▶ Dataset rows:
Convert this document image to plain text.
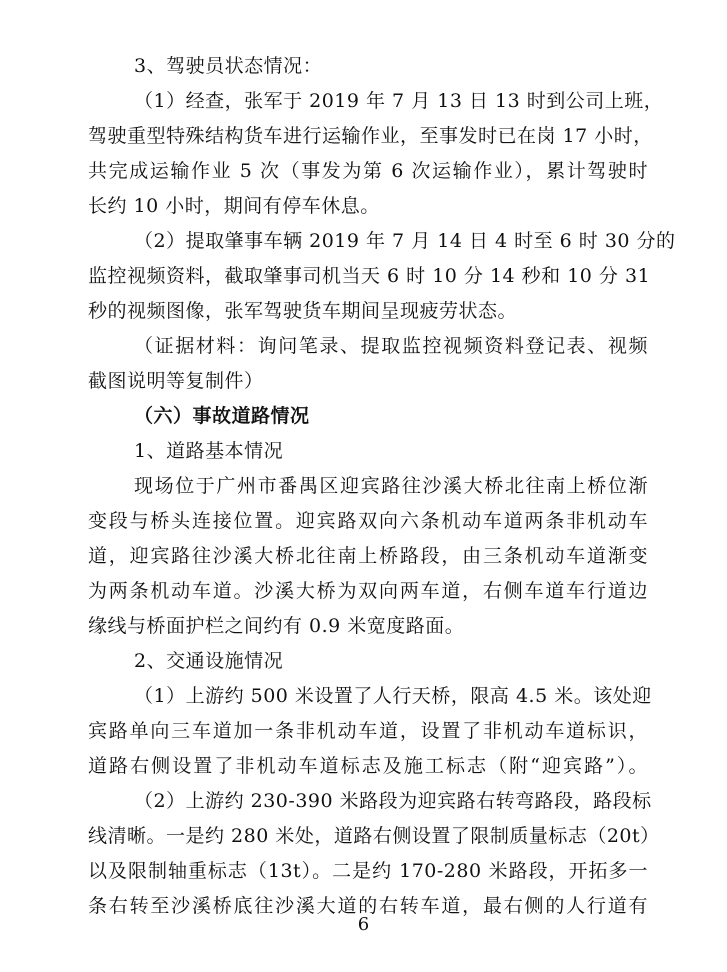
3、驾驶员状态情况：
（1）经查，张军于 2019 年 7 月 13 日 13 时到公司上班，
驾驶重型特殊结构货车进行运输作业，至事发时已在岗 17 小时，
共完成运输作业 5 次（事发为第 6 次运输作业），累计驾驶时
长约 10 小时，期间有停车休息。
（2）提取肇事车辆 2019 年 7 月 14 日 4 时至 6 时 30 分的
监控视频资料，截取肇事司机当天 6 时 10 分 14 秒和 10 分 31
秒的视频图像，张军驾驶货车期间呈现疲劳状态。
（证据材料：询问笔录、提取监控视频资料登记表、视频
截图说明等复制件）
（六）事故道路情况
1、道路基本情况
现场位于广州市番禺区迎宾路往沙溪大桥北往南上桥位渐
变段与桥头连接位置。迎宾路双向六条机动车道两条非机动车
道，迎宾路往沙溪大桥北往南上桥路段，由三条机动车道渐变
为两条机动车道。沙溪大桥为双向两车道，右侧车道车行道边
缘线与桥面护栏之间约有 0.9 米宽度路面。
2、交通设施情况
（1）上游约 500 米设置了人行天桥，限高 4.5 米。该处迎
宾路单向三车道加一条非机动车道，设置了非机动车道标识，
道路右侧设置了非机动车道标志及施工标志（附“迎宾路”）。
（2）上游约 230-390 米路段为迎宾路右转弯路段，路段标
线清晰。一是约 280 米处，道路右侧设置了限制质量标志（20t）
以及限制轴重标志（13t）。二是约 170-280 米路段，开拓多一
条右转至沙溪桥底往沙溪大道的右转车道，最右侧的人行道有
6
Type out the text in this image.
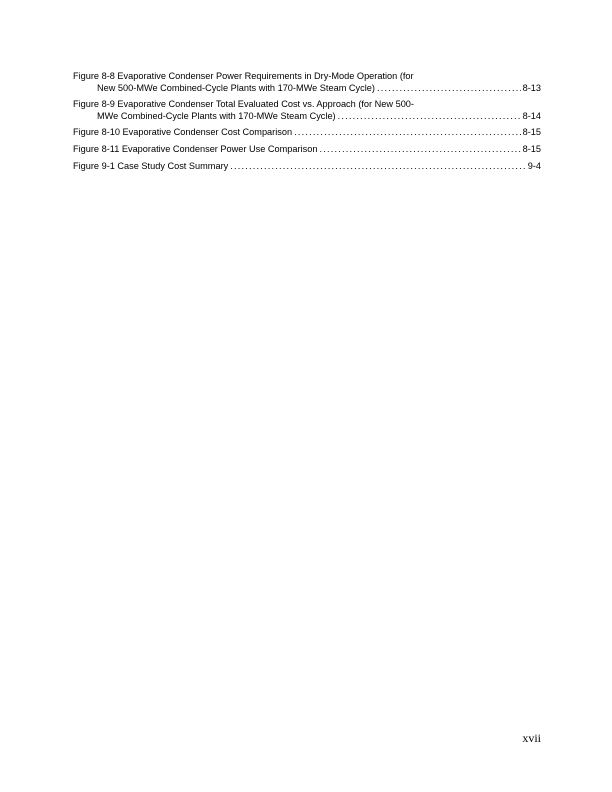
Figure 8-8 Evaporative Condenser Power Requirements in Dry-Mode Operation (for
New 500-MWe Combined-Cycle Plants with 170-MWe Steam Cycle) .....	8-13
Figure 8-9 Evaporative Condenser Total Evaluated Cost vs. Approach (for New 500-
MWe Combined-Cycle Plants with 170-MWe Steam Cycle) .....	8-14
Figure 8-10 Evaporative Condenser Cost Comparison .....	8-15
Figure 8-11 Evaporative Condenser Power Use Comparison .....	8-15
Figure 9-1 Case Study Cost Summary .....	9-4
xvii
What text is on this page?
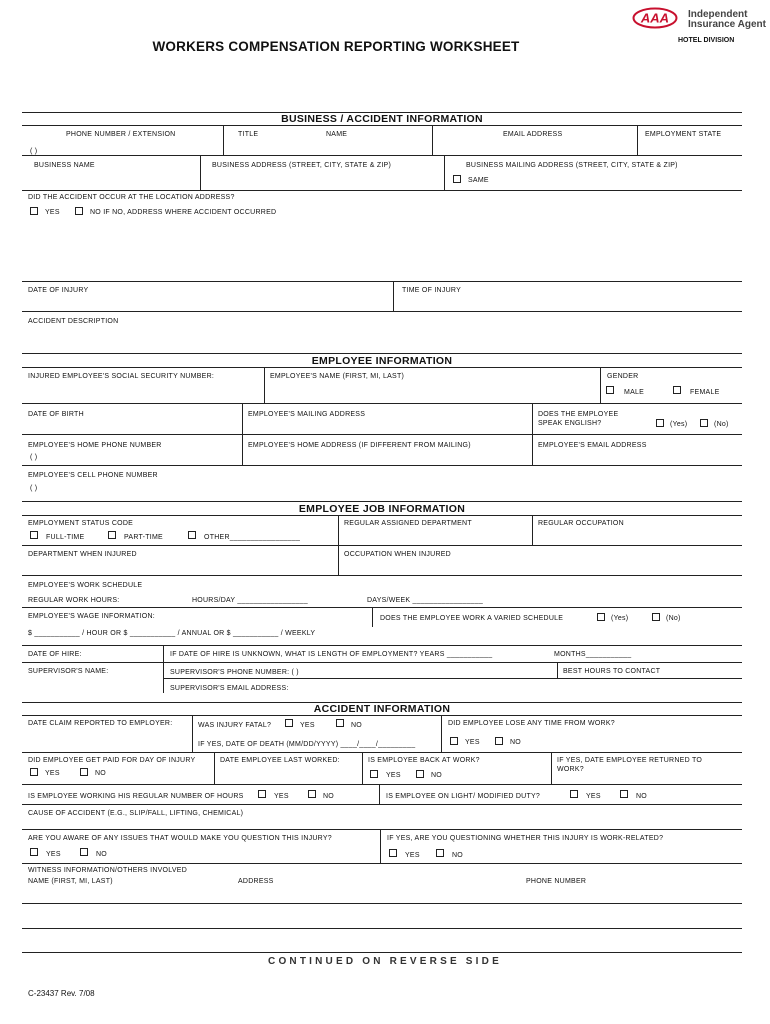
AAA Independent
Insurance Agent
HOTEL DIVISION
WORKERS COMPENSATION REPORTING WORKSHEET
BUSINESS / ACCIDENT INFORMATION
PHONE NUMBER / EXTENSION
( )
TITLE	NAME	EMAIL ADDRESS	EMPLOYMENT STATE
BUSINESS NAME	BUSINESS ADDRESS (STREET, CITY, STATE & ZIP)	BUSINESS MAILING ADDRESS (STREET, CITY, STATE & ZIP)
SAME
DID THE ACCIDENT OCCUR AT THE LOCATION ADDRESS?
YES	NO IF NO, ADDRESS WHERE ACCIDENT OCCURRED
DATE OF INJURY	TIME OF INJURY
ACCIDENT DESCRIPTION
EMPLOYEE INFORMATION
INJURED EMPLOYEE'S SOCIAL SECURITY NUMBER:	EMPLOYEE'S NAME (FIRST, MI, LAST)	GENDER
MALE	FEMALE
DATE OF BIRTH	EMPLOYEE'S MAILING ADDRESS	DOES THE EMPLOYEE
SPEAK ENGLISH?	(Yes)	(No)
EMPLOYEE'S HOME PHONE NUMBER
( )
EMPLOYEE'S HOME ADDRESS (IF DIFFERENT FROM MAILING)	EMPLOYEE'S EMAIL ADDRESS
EMPLOYEE'S CELL PHONE NUMBER
( )
EMPLOYEE JOB INFORMATION
EMPLOYMENT STATUS CODE
FULL-TIME	PART-TIME	OTHER_________________
REGULAR ASSIGNED DEPARTMENT	REGULAR OCCUPATION
DEPARTMENT WHEN INJURED	OCCUPATION WHEN INJURED
EMPLOYEE'S WORK SCHEDULE
REGULAR WORK HOURS:	HOURS/DAY _________________	DAYS/WEEK _________________
EMPLOYEE'S WAGE INFORMATION:	DOES THE EMPLOYEE WORK A VARIED SCHEDULE	(Yes)	(No)
$ ___________ / HOUR OR $ ___________ / ANNUAL OR $ ___________ / WEEKLY
DATE OF HIRE:	IF DATE OF HIRE IS UNKNOWN, WHAT IS LENGTH OF EMPLOYMENT? YEARS ___________	MONTHS___________
SUPERVISOR'S NAME:	SUPERVISOR'S PHONE NUMBER: ( )	BEST HOURS TO CONTACT
SUPERVISOR'S EMAIL ADDRESS:
ACCIDENT INFORMATION
DATE CLAIM REPORTED TO EMPLOYER:	WAS INJURY FATAL?	YES	NO	DID EMPLOYEE LOSE ANY TIME FROM WORK?
IF YES, DATE OF DEATH (MM/DD/YYYY) ____/____/_________	YES	NO
DID EMPLOYEE GET PAID FOR DAY OF INJURY
YES	NO
DATE EMPLOYEE LAST WORKED:	IS EMPLOYEE BACK AT WORK?
YES	NO
IF YES, DATE EMPLOYEE RETURNED TO
WORK?
IS EMPLOYEE WORKING HIS REGULAR NUMBER OF HOURS	YES	NO	IS EMPLOYEE ON LIGHT/ MODIFIED DUTY?	YES	NO
CAUSE OF ACCIDENT (E.G., SLIP/FALL, LIFTING, CHEMICAL)
ARE YOU AWARE OF ANY ISSUES THAT WOULD MAKE YOU QUESTION THIS INJURY?
YES	NO
IF YES, ARE YOU QUESTIONING WHETHER THIS INJURY IS WORK-RELATED?
YES	NO
WITNESS INFORMATION/OTHERS INVOLVED
NAME (FIRST, MI, LAST)	ADDRESS	PHONE NUMBER
CONTINUED ON REVERSE SIDE
C-23437 Rev. 7/08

▶ Aim:
Give the number of lines where the string "NAME" occurs, without any further text.

▶ Problem solution:
5